WHAT THE EXERCISE ASKS: Each line below should be reproduced without any alteration.

PROVIDED ENTRIES:

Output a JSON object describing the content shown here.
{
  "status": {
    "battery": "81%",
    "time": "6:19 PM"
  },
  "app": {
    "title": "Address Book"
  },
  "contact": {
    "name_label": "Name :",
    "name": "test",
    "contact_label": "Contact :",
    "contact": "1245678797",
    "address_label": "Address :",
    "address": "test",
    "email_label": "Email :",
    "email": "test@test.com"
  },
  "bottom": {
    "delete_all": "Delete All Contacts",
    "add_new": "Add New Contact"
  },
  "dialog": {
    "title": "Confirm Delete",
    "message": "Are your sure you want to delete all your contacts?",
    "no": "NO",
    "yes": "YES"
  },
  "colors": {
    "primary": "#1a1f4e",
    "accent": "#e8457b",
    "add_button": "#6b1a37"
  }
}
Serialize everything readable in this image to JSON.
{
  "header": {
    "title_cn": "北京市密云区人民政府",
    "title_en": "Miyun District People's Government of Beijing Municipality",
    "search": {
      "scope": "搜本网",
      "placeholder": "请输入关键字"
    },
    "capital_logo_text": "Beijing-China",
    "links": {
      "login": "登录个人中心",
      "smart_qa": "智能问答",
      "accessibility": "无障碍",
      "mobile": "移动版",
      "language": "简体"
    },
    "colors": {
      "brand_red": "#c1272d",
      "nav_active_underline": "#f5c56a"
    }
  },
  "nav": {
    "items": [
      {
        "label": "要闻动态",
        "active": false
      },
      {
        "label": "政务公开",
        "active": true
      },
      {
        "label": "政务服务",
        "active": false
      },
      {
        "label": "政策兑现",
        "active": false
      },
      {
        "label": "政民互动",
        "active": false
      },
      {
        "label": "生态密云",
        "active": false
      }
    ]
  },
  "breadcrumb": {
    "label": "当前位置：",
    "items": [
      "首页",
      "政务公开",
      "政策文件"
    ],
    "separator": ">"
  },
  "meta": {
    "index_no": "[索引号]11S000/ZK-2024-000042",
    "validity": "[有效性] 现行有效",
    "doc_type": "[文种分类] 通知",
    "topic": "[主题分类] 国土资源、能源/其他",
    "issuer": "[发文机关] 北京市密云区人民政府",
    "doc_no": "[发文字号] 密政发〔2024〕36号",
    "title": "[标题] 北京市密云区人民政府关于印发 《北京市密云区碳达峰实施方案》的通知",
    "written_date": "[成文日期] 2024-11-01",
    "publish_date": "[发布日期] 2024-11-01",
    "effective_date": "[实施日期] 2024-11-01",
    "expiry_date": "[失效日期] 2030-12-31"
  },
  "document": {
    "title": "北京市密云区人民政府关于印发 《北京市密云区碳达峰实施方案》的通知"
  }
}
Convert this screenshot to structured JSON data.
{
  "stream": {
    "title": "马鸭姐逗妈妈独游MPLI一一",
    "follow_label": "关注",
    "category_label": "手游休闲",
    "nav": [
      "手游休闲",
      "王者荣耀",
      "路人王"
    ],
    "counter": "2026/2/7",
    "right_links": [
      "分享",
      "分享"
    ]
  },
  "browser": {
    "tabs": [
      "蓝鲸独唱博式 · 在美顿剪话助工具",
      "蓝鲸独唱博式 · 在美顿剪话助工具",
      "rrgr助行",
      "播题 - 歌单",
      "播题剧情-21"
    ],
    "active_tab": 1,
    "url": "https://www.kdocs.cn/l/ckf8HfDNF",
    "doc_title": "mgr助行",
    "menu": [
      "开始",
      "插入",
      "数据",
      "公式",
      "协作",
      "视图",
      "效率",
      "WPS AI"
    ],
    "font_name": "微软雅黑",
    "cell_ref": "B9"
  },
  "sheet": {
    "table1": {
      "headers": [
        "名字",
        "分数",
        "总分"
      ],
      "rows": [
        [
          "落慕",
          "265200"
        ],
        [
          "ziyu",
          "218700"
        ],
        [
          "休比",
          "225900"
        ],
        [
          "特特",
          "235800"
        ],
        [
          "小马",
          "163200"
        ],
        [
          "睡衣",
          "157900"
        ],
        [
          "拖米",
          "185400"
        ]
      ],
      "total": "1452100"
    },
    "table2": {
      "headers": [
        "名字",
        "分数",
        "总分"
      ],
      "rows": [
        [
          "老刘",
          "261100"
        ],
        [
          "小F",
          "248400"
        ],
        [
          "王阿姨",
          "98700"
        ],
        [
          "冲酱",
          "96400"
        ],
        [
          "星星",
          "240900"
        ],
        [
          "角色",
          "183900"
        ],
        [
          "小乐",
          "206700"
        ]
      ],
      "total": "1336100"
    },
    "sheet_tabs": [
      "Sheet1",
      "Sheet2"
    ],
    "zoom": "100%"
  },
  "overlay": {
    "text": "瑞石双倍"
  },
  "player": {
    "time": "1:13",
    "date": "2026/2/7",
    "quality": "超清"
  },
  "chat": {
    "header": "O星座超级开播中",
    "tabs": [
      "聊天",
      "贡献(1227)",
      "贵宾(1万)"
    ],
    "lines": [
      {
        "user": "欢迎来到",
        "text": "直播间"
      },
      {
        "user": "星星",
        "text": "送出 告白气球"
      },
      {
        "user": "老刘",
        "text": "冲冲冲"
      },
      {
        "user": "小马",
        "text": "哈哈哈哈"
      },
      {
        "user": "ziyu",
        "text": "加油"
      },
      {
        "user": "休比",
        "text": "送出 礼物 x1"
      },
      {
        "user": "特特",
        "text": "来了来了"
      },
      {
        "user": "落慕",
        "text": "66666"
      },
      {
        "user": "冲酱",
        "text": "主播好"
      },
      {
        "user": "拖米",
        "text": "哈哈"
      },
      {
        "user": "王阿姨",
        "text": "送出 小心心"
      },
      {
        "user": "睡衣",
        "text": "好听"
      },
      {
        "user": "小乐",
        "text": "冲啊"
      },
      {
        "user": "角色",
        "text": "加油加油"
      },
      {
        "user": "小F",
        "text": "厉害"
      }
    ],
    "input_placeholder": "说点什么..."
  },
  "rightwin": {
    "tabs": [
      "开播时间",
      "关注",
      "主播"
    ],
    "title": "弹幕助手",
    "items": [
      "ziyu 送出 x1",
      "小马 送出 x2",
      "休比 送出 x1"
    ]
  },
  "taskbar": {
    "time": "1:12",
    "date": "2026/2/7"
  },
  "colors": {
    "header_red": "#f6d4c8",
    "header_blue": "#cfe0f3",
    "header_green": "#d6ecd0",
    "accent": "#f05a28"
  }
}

REPLY TO THE EXERCISE:
Output a JSON object describing the content shown here.
{
  "status": {
    "battery": "81%",
    "time": "6:19 PM"
  },
  "app": {
    "title": "Address Book"
  },
  "contact": {
    "name_label": "Name :",
    "name": "test",
    "contact_label": "Contact :",
    "contact": "1245678797",
    "address_label": "Address :",
    "address": "test",
    "email_label": "Email :",
    "email": "test@test.com"
  },
  "bottom": {
    "delete_all": "Delete All Contacts",
    "add_new": "Add New Contact"
  },
  "dialog": {
    "title": "Confirm Delete",
    "message": "Are your sure you want to delete all your contacts?",
    "no": "NO",
    "yes": "YES"
  },
  "colors": {
    "primary": "#1a1f4e",
    "accent": "#e8457b",
    "add_button": "#6b1a37"
  }
}
Serialize everything readable in this image to JSON.
{
  "header": {
    "title_cn": "北京市密云区人民政府",
    "title_en": "Miyun District People's Government of Beijing Municipality",
    "search": {
      "scope": "搜本网",
      "placeholder": "请输入关键字"
    },
    "capital_logo_text": "Beijing-China",
    "links": {
      "login": "登录个人中心",
      "smart_qa": "智能问答",
      "accessibility": "无障碍",
      "mobile": "移动版",
      "language": "简体"
    },
    "colors": {
      "brand_red": "#c1272d",
      "nav_active_underline": "#f5c56a"
    }
  },
  "nav": {
    "items": [
      {
        "label": "要闻动态",
        "active": false
      },
      {
        "label": "政务公开",
        "active": true
      },
      {
        "label": "政务服务",
        "active": false
      },
      {
        "label": "政策兑现",
        "active": false
      },
      {
        "label": "政民互动",
        "active": false
      },
      {
        "label": "生态密云",
        "active": false
      }
    ]
  },
  "breadcrumb": {
    "label": "当前位置：",
    "items": [
      "首页",
      "政务公开",
      "政策文件"
    ],
    "separator": ">"
  },
  "meta": {
    "index_no": "[索引号]11S000/ZK-2024-000042",
    "validity": "[有效性] 现行有效",
    "doc_type": "[文种分类] 通知",
    "topic": "[主题分类] 国土资源、能源/其他",
    "issuer": "[发文机关] 北京市密云区人民政府",
    "doc_no": "[发文字号] 密政发〔2024〕36号",
    "title": "[标题] 北京市密云区人民政府关于印发 《北京市密云区碳达峰实施方案》的通知",
    "written_date": "[成文日期] 2024-11-01",
    "publish_date": "[发布日期] 2024-11-01",
    "effective_date": "[实施日期] 2024-11-01",
    "expiry_date": "[失效日期] 2030-12-31"
  },
  "document": {
    "title": "北京市密云区人民政府关于印发 《北京市密云区碳达峰实施方案》的通知"
  }
}
Convert this screenshot to structured JSON data.
{
  "stream": {
    "title": "马鸭姐逗妈妈独游MPLI一一",
    "follow_label": "关注",
    "category_label": "手游休闲",
    "nav": [
      "手游休闲",
      "王者荣耀",
      "路人王"
    ],
    "counter": "2026/2/7",
    "right_links": [
      "分享",
      "分享"
    ]
  },
  "browser": {
    "tabs": [
      "蓝鲸独唱博式 · 在美顿剪话助工具",
      "蓝鲸独唱博式 · 在美顿剪话助工具",
      "rrgr助行",
      "播题 - 歌单",
      "播题剧情-21"
    ],
    "active_tab": 1,
    "url": "https://www.kdocs.cn/l/ckf8HfDNF",
    "doc_title": "mgr助行",
    "menu": [
      "开始",
      "插入",
      "数据",
      "公式",
      "协作",
      "视图",
      "效率",
      "WPS AI"
    ],
    "font_name": "微软雅黑",
    "cell_ref": "B9"
  },
  "sheet": {
    "table1": {
      "headers": [
        "名字",
        "分数",
        "总分"
      ],
      "rows": [
        [
          "落慕",
          "265200"
        ],
        [
          "ziyu",
          "218700"
        ],
        [
          "休比",
          "225900"
        ],
        [
          "特特",
          "235800"
        ],
        [
          "小马",
          "163200"
        ],
        [
          "睡衣",
          "157900"
        ],
        [
          "拖米",
          "185400"
        ]
      ],
      "total": "1452100"
    },
    "table2": {
      "headers": [
        "名字",
        "分数",
        "总分"
      ],
      "rows": [
        [
          "老刘",
          "261100"
        ],
        [
          "小F",
          "248400"
        ],
        [
          "王阿姨",
          "98700"
        ],
        [
          "冲酱",
          "96400"
        ],
        [
          "星星",
          "240900"
        ],
        [
          "角色",
          "183900"
        ],
        [
          "小乐",
          "206700"
        ]
      ],
      "total": "1336100"
    },
    "sheet_tabs": [
      "Sheet1",
      "Sheet2"
    ],
    "zoom": "100%"
  },
  "overlay": {
    "text": "瑞石双倍"
  },
  "player": {
    "time": "1:13",
    "date": "2026/2/7",
    "quality": "超清"
  },
  "chat": {
    "header": "O星座超级开播中",
    "tabs": [
      "聊天",
      "贡献(1227)",
      "贵宾(1万)"
    ],
    "lines": [
      {
        "user": "欢迎来到",
        "text": "直播间"
      },
      {
        "user": "星星",
        "text": "送出 告白气球"
      },
      {
        "user": "老刘",
        "text": "冲冲冲"
      },
      {
        "user": "小马",
        "text": "哈哈哈哈"
      },
      {
        "user": "ziyu",
        "text": "加油"
      },
      {
        "user": "休比",
        "text": "送出 礼物 x1"
      },
      {
        "user": "特特",
        "text": "来了来了"
      },
      {
        "user": "落慕",
        "text": "66666"
      },
      {
        "user": "冲酱",
        "text": "主播好"
      },
      {
        "user": "拖米",
        "text": "哈哈"
      },
      {
        "user": "王阿姨",
        "text": "送出 小心心"
      },
      {
        "user": "睡衣",
        "text": "好听"
      },
      {
        "user": "小乐",
        "text": "冲啊"
      },
      {
        "user": "角色",
        "text": "加油加油"
      },
      {
        "user": "小F",
        "text": "厉害"
      }
    ],
    "input_placeholder": "说点什么..."
  },
  "rightwin": {
    "tabs": [
      "开播时间",
      "关注",
      "主播"
    ],
    "title": "弹幕助手",
    "items": [
      "ziyu 送出 x1",
      "小马 送出 x2",
      "休比 送出 x1"
    ]
  },
  "taskbar": {
    "time": "1:12",
    "date": "2026/2/7"
  },
  "colors": {
    "header_red": "#f6d4c8",
    "header_blue": "#cfe0f3",
    "header_green": "#d6ecd0",
    "accent": "#f05a28"
  }
}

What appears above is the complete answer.